start

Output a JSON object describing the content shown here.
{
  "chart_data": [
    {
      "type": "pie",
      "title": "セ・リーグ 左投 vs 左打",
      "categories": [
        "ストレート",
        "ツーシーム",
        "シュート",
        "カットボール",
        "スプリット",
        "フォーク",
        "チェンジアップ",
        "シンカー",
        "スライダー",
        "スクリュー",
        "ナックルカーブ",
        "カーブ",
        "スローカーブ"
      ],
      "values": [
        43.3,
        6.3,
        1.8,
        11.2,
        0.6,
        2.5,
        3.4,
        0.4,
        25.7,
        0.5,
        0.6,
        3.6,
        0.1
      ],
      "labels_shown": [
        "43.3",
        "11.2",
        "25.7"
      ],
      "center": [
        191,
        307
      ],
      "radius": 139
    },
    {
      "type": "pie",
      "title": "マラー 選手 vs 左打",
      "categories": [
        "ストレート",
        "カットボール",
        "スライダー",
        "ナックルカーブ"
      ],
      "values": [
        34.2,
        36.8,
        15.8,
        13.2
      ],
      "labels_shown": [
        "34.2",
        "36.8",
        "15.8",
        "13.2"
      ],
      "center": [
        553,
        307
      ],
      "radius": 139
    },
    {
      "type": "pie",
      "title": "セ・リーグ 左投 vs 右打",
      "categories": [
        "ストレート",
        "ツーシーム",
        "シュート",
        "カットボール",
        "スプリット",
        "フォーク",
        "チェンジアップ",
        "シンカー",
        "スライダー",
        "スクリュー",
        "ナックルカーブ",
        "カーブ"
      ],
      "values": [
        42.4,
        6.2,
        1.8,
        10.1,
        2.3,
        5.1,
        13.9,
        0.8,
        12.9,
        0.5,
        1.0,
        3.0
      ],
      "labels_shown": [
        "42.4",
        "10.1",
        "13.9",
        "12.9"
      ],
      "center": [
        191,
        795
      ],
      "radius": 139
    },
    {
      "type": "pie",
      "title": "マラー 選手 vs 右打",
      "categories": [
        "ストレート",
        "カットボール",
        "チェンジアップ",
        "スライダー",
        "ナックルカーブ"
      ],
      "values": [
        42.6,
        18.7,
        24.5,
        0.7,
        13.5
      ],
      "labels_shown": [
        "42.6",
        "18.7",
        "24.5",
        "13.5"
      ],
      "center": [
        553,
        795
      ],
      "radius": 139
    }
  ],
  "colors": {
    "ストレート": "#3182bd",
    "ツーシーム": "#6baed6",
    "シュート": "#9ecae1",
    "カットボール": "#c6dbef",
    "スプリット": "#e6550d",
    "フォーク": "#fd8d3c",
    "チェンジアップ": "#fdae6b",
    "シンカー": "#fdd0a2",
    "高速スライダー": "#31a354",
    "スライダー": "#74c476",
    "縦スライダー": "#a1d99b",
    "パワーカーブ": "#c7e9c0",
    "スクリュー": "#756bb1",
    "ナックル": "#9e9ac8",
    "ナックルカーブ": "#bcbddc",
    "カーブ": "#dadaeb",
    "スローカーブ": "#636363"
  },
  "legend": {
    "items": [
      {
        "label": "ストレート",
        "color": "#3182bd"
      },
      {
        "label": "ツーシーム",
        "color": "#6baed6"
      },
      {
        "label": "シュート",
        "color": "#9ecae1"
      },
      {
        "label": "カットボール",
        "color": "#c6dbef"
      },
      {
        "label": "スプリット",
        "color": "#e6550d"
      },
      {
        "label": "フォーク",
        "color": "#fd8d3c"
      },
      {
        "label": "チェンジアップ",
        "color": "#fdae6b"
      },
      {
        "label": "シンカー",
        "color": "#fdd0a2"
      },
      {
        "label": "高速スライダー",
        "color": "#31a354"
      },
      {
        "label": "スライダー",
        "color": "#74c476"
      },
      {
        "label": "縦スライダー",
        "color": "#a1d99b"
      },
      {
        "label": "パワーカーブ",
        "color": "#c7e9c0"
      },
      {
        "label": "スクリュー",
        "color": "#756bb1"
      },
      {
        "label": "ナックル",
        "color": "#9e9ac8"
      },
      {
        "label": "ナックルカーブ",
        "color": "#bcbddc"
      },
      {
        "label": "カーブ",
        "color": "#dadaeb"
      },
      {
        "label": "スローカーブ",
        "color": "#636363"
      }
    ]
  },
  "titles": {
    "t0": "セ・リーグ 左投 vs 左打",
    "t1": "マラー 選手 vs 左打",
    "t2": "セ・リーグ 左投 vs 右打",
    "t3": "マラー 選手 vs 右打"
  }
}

end

Each line of the listing should be echoed back exactly.

## Output for this exercise
Output a JSON object describing the content shown here.
{
  "chart_data": [
    {
      "type": "pie",
      "title": "セ・リーグ 左投 vs 左打",
      "categories": [
        "ストレート",
        "ツーシーム",
        "シュート",
        "カットボール",
        "スプリット",
        "フォーク",
        "チェンジアップ",
        "シンカー",
        "スライダー",
        "スクリュー",
        "ナックルカーブ",
        "カーブ",
        "スローカーブ"
      ],
      "values": [
        43.3,
        6.3,
        1.8,
        11.2,
        0.6,
        2.5,
        3.4,
        0.4,
        25.7,
        0.5,
        0.6,
        3.6,
        0.1
      ],
      "labels_shown": [
        "43.3",
        "11.2",
        "25.7"
      ],
      "center": [
        191,
        307
      ],
      "radius": 139
    },
    {
      "type": "pie",
      "title": "マラー 選手 vs 左打",
      "categories": [
        "ストレート",
        "カットボール",
        "スライダー",
        "ナックルカーブ"
      ],
      "values": [
        34.2,
        36.8,
        15.8,
        13.2
      ],
      "labels_shown": [
        "34.2",
        "36.8",
        "15.8",
        "13.2"
      ],
      "center": [
        553,
        307
      ],
      "radius": 139
    },
    {
      "type": "pie",
      "title": "セ・リーグ 左投 vs 右打",
      "categories": [
        "ストレート",
        "ツーシーム",
        "シュート",
        "カットボール",
        "スプリット",
        "フォーク",
        "チェンジアップ",
        "シンカー",
        "スライダー",
        "スクリュー",
        "ナックルカーブ",
        "カーブ"
      ],
      "values": [
        42.4,
        6.2,
        1.8,
        10.1,
        2.3,
        5.1,
        13.9,
        0.8,
        12.9,
        0.5,
        1.0,
        3.0
      ],
      "labels_shown": [
        "42.4",
        "10.1",
        "13.9",
        "12.9"
      ],
      "center": [
        191,
        795
      ],
      "radius": 139
    },
    {
      "type": "pie",
      "title": "マラー 選手 vs 右打",
      "categories": [
        "ストレート",
        "カットボール",
        "チェンジアップ",
        "スライダー",
        "ナックルカーブ"
      ],
      "values": [
        42.6,
        18.7,
        24.5,
        0.7,
        13.5
      ],
      "labels_shown": [
        "42.6",
        "18.7",
        "24.5",
        "13.5"
      ],
      "center": [
        553,
        795
      ],
      "radius": 139
    }
  ],
  "colors": {
    "ストレート": "#3182bd",
    "ツーシーム": "#6baed6",
    "シュート": "#9ecae1",
    "カットボール": "#c6dbef",
    "スプリット": "#e6550d",
    "フォーク": "#fd8d3c",
    "チェンジアップ": "#fdae6b",
    "シンカー": "#fdd0a2",
    "高速スライダー": "#31a354",
    "スライダー": "#74c476",
    "縦スライダー": "#a1d99b",
    "パワーカーブ": "#c7e9c0",
    "スクリュー": "#756bb1",
    "ナックル": "#9e9ac8",
    "ナックルカーブ": "#bcbddc",
    "カーブ": "#dadaeb",
    "スローカーブ": "#636363"
  },
  "legend": {
    "items": [
      {
        "label": "ストレート",
        "color": "#3182bd"
      },
      {
        "label": "ツーシーム",
        "color": "#6baed6"
      },
      {
        "label": "シュート",
        "color": "#9ecae1"
      },
      {
        "label": "カットボール",
        "color": "#c6dbef"
      },
      {
        "label": "スプリット",
        "color": "#e6550d"
      },
      {
        "label": "フォーク",
        "color": "#fd8d3c"
      },
      {
        "label": "チェンジアップ",
        "color": "#fdae6b"
      },
      {
        "label": "シンカー",
        "color": "#fdd0a2"
      },
      {
        "label": "高速スライダー",
        "color": "#31a354"
      },
      {
        "label": "スライダー",
        "color": "#74c476"
      },
      {
        "label": "縦スライダー",
        "color": "#a1d99b"
      },
      {
        "label": "パワーカーブ",
        "color": "#c7e9c0"
      },
      {
        "label": "スクリュー",
        "color": "#756bb1"
      },
      {
        "label": "ナックル",
        "color": "#9e9ac8"
      },
      {
        "label": "ナックルカーブ",
        "color": "#bcbddc"
      },
      {
        "label": "カーブ",
        "color": "#dadaeb"
      },
      {
        "label": "スローカーブ",
        "color": "#636363"
      }
    ]
  },
  "titles": {
    "t0": "セ・リーグ 左投 vs 左打",
    "t1": "マラー 選手 vs 左打",
    "t2": "セ・リーグ 左投 vs 右打",
    "t3": "マラー 選手 vs 右打"
  }
}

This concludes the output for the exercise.